__WORK TO BE COMPLETED__
Every line of the material below should be repeated exactly.

Collection entries
%%
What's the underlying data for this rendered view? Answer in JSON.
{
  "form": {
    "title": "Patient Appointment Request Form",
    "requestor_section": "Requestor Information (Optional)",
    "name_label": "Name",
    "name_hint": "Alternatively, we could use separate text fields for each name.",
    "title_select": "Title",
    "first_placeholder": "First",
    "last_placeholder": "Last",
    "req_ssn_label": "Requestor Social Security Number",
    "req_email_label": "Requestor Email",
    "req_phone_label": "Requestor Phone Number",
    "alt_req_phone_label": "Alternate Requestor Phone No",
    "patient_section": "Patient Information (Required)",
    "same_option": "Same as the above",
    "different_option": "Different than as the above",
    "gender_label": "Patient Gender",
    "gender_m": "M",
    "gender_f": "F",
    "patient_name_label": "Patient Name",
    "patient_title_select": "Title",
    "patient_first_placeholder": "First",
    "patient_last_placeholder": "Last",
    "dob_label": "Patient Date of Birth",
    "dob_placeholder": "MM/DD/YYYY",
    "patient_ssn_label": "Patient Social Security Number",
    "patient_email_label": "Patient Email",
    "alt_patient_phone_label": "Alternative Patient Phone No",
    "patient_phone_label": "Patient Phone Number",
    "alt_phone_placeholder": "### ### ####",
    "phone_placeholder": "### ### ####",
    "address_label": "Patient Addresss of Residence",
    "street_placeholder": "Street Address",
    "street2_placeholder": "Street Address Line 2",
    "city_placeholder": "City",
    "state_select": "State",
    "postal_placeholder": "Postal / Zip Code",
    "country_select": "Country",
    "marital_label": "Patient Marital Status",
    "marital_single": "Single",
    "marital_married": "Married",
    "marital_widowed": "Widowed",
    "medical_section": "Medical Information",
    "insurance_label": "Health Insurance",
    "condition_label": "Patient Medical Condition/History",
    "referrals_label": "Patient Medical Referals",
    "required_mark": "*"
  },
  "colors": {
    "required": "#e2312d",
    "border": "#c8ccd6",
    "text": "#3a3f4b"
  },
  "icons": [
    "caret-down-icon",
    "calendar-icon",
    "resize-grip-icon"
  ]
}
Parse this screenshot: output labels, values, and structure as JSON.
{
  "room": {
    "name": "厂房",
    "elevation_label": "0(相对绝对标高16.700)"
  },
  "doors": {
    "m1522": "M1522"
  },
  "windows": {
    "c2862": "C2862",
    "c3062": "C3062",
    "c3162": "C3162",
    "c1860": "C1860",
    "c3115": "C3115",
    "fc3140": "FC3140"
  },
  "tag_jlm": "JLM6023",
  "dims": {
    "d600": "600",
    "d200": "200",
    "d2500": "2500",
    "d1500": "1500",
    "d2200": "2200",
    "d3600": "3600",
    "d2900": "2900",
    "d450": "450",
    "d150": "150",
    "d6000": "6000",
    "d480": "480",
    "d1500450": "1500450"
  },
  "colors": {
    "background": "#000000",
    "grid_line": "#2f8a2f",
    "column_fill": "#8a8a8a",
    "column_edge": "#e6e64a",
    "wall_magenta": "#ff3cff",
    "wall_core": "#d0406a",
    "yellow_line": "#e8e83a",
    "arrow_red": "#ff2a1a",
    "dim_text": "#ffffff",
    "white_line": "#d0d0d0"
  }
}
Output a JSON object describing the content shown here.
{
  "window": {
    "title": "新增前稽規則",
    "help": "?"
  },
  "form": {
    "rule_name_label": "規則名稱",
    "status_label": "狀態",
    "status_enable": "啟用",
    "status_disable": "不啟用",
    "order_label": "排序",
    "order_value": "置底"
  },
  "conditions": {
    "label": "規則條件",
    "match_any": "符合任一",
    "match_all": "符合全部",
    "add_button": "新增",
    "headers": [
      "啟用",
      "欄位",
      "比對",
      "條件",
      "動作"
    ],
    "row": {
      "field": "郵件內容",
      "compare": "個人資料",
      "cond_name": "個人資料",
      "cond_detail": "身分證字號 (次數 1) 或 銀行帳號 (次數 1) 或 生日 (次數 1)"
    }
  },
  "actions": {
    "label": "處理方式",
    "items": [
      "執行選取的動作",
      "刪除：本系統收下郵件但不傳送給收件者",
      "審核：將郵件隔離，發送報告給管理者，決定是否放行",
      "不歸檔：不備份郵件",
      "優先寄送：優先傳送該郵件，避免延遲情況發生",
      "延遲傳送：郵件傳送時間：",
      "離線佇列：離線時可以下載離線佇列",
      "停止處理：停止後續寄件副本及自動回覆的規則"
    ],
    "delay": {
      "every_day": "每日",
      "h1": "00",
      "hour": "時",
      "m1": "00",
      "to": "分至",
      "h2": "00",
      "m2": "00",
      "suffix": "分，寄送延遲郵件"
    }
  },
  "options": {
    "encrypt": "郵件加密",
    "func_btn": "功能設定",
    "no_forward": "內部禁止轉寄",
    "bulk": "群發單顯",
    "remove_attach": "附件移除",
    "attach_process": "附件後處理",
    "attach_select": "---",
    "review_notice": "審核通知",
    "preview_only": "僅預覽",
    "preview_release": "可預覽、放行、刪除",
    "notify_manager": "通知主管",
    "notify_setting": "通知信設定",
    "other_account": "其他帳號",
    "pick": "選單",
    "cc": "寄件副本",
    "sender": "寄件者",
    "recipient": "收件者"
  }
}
%%
__COMPLETE OUTPUT__
What's the underlying data for this rendered view? Answer in JSON.
{
  "form": {
    "title": "Patient Appointment Request Form",
    "requestor_section": "Requestor Information (Optional)",
    "name_label": "Name",
    "name_hint": "Alternatively, we could use separate text fields for each name.",
    "title_select": "Title",
    "first_placeholder": "First",
    "last_placeholder": "Last",
    "req_ssn_label": "Requestor Social Security Number",
    "req_email_label": "Requestor Email",
    "req_phone_label": "Requestor Phone Number",
    "alt_req_phone_label": "Alternate Requestor Phone No",
    "patient_section": "Patient Information (Required)",
    "same_option": "Same as the above",
    "different_option": "Different than as the above",
    "gender_label": "Patient Gender",
    "gender_m": "M",
    "gender_f": "F",
    "patient_name_label": "Patient Name",
    "patient_title_select": "Title",
    "patient_first_placeholder": "First",
    "patient_last_placeholder": "Last",
    "dob_label": "Patient Date of Birth",
    "dob_placeholder": "MM/DD/YYYY",
    "patient_ssn_label": "Patient Social Security Number",
    "patient_email_label": "Patient Email",
    "alt_patient_phone_label": "Alternative Patient Phone No",
    "patient_phone_label": "Patient Phone Number",
    "alt_phone_placeholder": "### ### ####",
    "phone_placeholder": "### ### ####",
    "address_label": "Patient Addresss of Residence",
    "street_placeholder": "Street Address",
    "street2_placeholder": "Street Address Line 2",
    "city_placeholder": "City",
    "state_select": "State",
    "postal_placeholder": "Postal / Zip Code",
    "country_select": "Country",
    "marital_label": "Patient Marital Status",
    "marital_single": "Single",
    "marital_married": "Married",
    "marital_widowed": "Widowed",
    "medical_section": "Medical Information",
    "insurance_label": "Health Insurance",
    "condition_label": "Patient Medical Condition/History",
    "referrals_label": "Patient Medical Referals",
    "required_mark": "*"
  },
  "colors": {
    "required": "#e2312d",
    "border": "#c8ccd6",
    "text": "#3a3f4b"
  },
  "icons": [
    "caret-down-icon",
    "calendar-icon",
    "resize-grip-icon"
  ]
}
Parse this screenshot: output labels, values, and structure as JSON.
{
  "room": {
    "name": "厂房",
    "elevation_label": "0(相对绝对标高16.700)"
  },
  "doors": {
    "m1522": "M1522"
  },
  "windows": {
    "c2862": "C2862",
    "c3062": "C3062",
    "c3162": "C3162",
    "c1860": "C1860",
    "c3115": "C3115",
    "fc3140": "FC3140"
  },
  "tag_jlm": "JLM6023",
  "dims": {
    "d600": "600",
    "d200": "200",
    "d2500": "2500",
    "d1500": "1500",
    "d2200": "2200",
    "d3600": "3600",
    "d2900": "2900",
    "d450": "450",
    "d150": "150",
    "d6000": "6000",
    "d480": "480",
    "d1500450": "1500450"
  },
  "colors": {
    "background": "#000000",
    "grid_line": "#2f8a2f",
    "column_fill": "#8a8a8a",
    "column_edge": "#e6e64a",
    "wall_magenta": "#ff3cff",
    "wall_core": "#d0406a",
    "yellow_line": "#e8e83a",
    "arrow_red": "#ff2a1a",
    "dim_text": "#ffffff",
    "white_line": "#d0d0d0"
  }
}
Output a JSON object describing the content shown here.
{
  "window": {
    "title": "新增前稽規則",
    "help": "?"
  },
  "form": {
    "rule_name_label": "規則名稱",
    "status_label": "狀態",
    "status_enable": "啟用",
    "status_disable": "不啟用",
    "order_label": "排序",
    "order_value": "置底"
  },
  "conditions": {
    "label": "規則條件",
    "match_any": "符合任一",
    "match_all": "符合全部",
    "add_button": "新增",
    "headers": [
      "啟用",
      "欄位",
      "比對",
      "條件",
      "動作"
    ],
    "row": {
      "field": "郵件內容",
      "compare": "個人資料",
      "cond_name": "個人資料",
      "cond_detail": "身分證字號 (次數 1) 或 銀行帳號 (次數 1) 或 生日 (次數 1)"
    }
  },
  "actions": {
    "label": "處理方式",
    "items": [
      "執行選取的動作",
      "刪除：本系統收下郵件但不傳送給收件者",
      "審核：將郵件隔離，發送報告給管理者，決定是否放行",
      "不歸檔：不備份郵件",
      "優先寄送：優先傳送該郵件，避免延遲情況發生",
      "延遲傳送：郵件傳送時間：",
      "離線佇列：離線時可以下載離線佇列",
      "停止處理：停止後續寄件副本及自動回覆的規則"
    ],
    "delay": {
      "every_day": "每日",
      "h1": "00",
      "hour": "時",
      "m1": "00",
      "to": "分至",
      "h2": "00",
      "m2": "00",
      "suffix": "分，寄送延遲郵件"
    }
  },
  "options": {
    "encrypt": "郵件加密",
    "func_btn": "功能設定",
    "no_forward": "內部禁止轉寄",
    "bulk": "群發單顯",
    "remove_attach": "附件移除",
    "attach_process": "附件後處理",
    "attach_select": "---",
    "review_notice": "審核通知",
    "preview_only": "僅預覽",
    "preview_release": "可預覽、放行、刪除",
    "notify_manager": "通知主管",
    "notify_setting": "通知信設定",
    "other_account": "其他帳號",
    "pick": "選單",
    "cc": "寄件副本",
    "sender": "寄件者",
    "recipient": "收件者"
  }
}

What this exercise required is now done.